• **WHAT THE TASK REQUIRES**: What number of lines contain the word "JSON"? Reply with the number and nothing else.

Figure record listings

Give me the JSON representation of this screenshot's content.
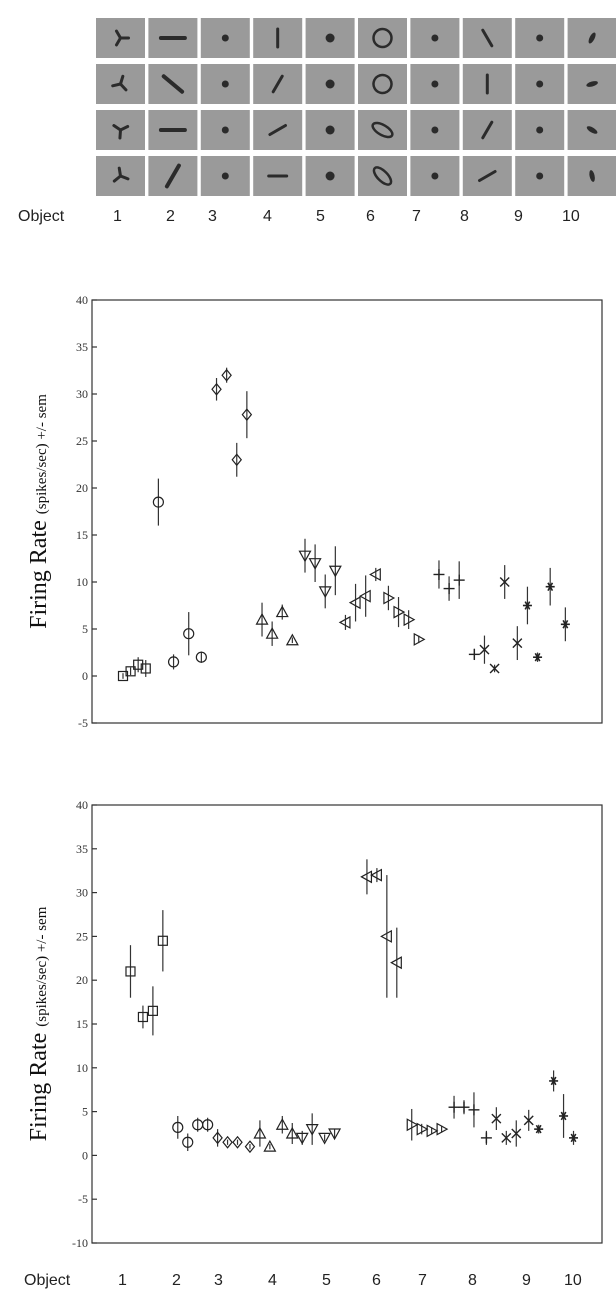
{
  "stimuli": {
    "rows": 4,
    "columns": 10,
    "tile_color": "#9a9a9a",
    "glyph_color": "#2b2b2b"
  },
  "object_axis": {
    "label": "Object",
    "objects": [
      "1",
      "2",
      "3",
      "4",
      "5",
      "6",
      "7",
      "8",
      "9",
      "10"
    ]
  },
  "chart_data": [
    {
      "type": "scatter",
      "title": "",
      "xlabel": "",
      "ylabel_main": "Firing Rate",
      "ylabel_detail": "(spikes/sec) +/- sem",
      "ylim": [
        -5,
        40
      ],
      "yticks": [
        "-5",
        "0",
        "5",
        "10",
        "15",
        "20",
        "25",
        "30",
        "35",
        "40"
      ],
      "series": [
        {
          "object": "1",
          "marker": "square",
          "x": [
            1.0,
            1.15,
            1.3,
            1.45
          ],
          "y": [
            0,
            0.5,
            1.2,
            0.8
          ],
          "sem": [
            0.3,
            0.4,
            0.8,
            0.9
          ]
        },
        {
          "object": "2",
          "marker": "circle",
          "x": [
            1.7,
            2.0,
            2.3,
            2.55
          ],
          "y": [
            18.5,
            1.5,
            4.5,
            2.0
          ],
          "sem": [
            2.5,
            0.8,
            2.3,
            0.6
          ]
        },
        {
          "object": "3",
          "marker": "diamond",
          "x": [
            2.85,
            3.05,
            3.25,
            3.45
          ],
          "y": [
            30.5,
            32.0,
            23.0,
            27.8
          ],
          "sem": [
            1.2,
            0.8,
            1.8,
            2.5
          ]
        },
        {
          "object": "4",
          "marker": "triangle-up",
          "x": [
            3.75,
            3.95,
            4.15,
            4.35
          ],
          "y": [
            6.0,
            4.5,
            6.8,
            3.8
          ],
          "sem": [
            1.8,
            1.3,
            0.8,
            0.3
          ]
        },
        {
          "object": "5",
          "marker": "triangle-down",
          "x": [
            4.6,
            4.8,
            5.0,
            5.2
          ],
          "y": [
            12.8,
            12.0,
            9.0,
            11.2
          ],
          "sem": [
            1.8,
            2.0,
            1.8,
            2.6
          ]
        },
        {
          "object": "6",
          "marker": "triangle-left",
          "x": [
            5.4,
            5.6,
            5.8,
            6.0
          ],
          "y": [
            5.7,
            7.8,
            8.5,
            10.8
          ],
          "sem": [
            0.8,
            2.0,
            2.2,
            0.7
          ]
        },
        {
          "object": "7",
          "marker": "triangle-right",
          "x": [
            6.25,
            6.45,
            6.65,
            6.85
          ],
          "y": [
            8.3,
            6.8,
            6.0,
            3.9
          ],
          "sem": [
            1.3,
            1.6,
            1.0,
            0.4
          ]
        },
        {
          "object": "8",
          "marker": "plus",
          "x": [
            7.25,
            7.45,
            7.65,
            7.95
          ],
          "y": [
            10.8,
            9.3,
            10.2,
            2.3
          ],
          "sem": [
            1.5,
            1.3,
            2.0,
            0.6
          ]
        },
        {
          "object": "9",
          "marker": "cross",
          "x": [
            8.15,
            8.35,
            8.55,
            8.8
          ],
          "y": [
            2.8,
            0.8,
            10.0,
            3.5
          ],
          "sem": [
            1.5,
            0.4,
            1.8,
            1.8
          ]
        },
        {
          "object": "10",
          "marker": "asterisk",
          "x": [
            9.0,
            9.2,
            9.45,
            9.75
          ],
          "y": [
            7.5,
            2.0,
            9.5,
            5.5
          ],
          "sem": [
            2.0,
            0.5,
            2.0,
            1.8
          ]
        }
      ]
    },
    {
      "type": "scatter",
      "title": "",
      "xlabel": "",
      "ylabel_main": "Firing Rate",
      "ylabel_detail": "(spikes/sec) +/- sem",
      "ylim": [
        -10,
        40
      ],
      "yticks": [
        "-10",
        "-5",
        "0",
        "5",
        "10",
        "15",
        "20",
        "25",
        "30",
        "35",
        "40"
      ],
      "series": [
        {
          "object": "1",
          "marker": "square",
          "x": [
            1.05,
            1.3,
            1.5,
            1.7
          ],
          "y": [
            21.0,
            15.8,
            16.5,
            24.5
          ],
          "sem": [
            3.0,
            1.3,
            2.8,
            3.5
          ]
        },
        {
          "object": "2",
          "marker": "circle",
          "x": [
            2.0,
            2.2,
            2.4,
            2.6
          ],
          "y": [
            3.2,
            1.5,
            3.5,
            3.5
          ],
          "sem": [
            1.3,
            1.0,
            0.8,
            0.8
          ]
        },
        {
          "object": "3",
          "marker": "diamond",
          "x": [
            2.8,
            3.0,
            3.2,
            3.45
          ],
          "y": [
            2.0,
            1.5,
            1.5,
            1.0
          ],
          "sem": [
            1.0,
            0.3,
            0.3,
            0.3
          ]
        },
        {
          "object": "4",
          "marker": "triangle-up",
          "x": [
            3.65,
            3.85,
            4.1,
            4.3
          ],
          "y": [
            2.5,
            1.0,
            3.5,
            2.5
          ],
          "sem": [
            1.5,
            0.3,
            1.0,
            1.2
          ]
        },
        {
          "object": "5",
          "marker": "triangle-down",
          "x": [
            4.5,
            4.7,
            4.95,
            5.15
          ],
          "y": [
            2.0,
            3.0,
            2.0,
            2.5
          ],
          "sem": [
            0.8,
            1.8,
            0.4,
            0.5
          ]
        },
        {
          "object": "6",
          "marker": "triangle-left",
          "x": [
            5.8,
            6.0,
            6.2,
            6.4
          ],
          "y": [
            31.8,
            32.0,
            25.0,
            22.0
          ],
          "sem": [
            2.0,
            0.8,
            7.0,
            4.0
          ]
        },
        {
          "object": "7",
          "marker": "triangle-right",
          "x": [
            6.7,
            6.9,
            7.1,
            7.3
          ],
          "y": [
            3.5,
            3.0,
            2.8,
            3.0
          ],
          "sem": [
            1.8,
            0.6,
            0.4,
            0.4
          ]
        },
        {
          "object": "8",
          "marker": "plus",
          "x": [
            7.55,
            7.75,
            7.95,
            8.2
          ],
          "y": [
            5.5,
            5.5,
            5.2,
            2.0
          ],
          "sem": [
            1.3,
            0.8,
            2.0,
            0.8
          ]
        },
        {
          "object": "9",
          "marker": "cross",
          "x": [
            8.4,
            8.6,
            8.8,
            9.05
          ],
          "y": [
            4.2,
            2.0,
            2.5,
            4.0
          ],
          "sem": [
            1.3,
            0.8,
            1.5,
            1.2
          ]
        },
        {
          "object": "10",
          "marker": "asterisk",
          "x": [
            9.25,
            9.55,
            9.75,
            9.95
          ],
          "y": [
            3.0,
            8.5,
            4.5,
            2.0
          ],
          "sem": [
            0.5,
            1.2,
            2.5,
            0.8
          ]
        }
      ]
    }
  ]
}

==

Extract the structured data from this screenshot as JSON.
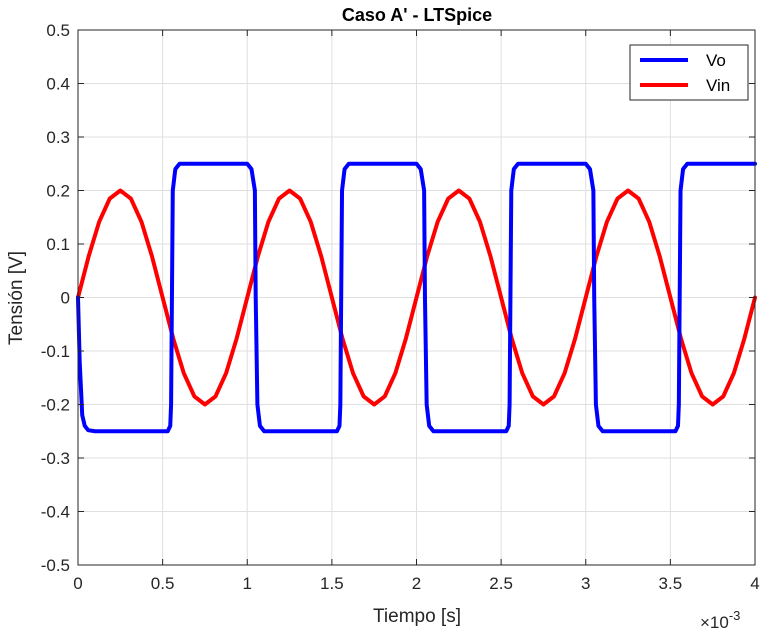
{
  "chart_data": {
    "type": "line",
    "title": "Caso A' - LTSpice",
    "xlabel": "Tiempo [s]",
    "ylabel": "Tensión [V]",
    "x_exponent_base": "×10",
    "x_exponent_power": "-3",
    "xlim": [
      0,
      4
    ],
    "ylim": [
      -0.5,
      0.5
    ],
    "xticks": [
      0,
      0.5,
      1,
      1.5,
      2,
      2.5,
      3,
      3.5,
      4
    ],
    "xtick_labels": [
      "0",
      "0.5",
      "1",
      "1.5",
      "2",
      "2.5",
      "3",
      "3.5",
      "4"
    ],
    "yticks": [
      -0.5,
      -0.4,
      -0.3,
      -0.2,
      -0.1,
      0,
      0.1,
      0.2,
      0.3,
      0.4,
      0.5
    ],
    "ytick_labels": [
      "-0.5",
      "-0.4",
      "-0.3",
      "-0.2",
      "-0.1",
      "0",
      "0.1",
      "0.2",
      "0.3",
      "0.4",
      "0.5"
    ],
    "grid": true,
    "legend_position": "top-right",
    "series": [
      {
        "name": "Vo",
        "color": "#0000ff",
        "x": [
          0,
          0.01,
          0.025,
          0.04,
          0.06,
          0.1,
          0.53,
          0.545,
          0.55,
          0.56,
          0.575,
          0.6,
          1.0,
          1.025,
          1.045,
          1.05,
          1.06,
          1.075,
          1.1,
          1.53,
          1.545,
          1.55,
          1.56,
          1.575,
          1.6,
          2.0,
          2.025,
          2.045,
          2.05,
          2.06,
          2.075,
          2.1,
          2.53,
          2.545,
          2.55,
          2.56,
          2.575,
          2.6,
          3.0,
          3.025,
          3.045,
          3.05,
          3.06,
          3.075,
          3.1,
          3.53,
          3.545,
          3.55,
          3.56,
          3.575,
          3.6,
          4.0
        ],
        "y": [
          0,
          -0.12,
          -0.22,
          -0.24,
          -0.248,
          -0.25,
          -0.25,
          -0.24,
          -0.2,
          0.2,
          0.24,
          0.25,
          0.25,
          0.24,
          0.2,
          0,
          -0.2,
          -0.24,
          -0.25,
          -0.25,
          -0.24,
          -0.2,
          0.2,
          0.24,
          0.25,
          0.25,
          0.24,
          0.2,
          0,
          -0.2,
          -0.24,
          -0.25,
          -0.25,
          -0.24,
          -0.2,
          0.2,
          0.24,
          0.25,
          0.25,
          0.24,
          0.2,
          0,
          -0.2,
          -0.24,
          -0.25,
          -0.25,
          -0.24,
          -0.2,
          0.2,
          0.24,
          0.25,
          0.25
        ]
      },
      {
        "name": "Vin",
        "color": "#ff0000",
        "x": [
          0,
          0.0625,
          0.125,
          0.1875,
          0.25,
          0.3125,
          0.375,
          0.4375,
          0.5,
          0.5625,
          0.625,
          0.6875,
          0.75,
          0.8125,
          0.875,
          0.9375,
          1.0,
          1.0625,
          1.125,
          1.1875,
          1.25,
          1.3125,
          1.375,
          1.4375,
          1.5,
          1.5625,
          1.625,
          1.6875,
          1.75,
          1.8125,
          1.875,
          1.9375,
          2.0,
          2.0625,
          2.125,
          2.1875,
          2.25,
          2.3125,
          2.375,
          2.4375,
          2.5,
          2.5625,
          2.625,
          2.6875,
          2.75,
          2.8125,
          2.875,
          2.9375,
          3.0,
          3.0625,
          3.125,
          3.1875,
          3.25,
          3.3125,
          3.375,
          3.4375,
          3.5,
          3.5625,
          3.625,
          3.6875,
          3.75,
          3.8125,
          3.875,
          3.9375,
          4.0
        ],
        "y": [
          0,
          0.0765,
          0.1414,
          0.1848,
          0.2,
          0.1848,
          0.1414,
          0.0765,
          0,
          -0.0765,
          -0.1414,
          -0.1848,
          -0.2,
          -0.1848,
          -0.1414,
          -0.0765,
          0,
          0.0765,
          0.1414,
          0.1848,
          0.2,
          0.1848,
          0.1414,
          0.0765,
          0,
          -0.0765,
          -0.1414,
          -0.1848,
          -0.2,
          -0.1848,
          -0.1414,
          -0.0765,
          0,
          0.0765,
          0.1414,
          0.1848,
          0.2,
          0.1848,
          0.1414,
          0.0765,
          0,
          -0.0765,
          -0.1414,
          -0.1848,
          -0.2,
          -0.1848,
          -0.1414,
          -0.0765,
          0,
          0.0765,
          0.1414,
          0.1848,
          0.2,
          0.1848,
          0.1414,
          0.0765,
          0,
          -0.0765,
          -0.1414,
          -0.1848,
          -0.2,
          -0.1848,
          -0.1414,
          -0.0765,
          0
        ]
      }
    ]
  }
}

• **WRITTEN SOLUTION**: 2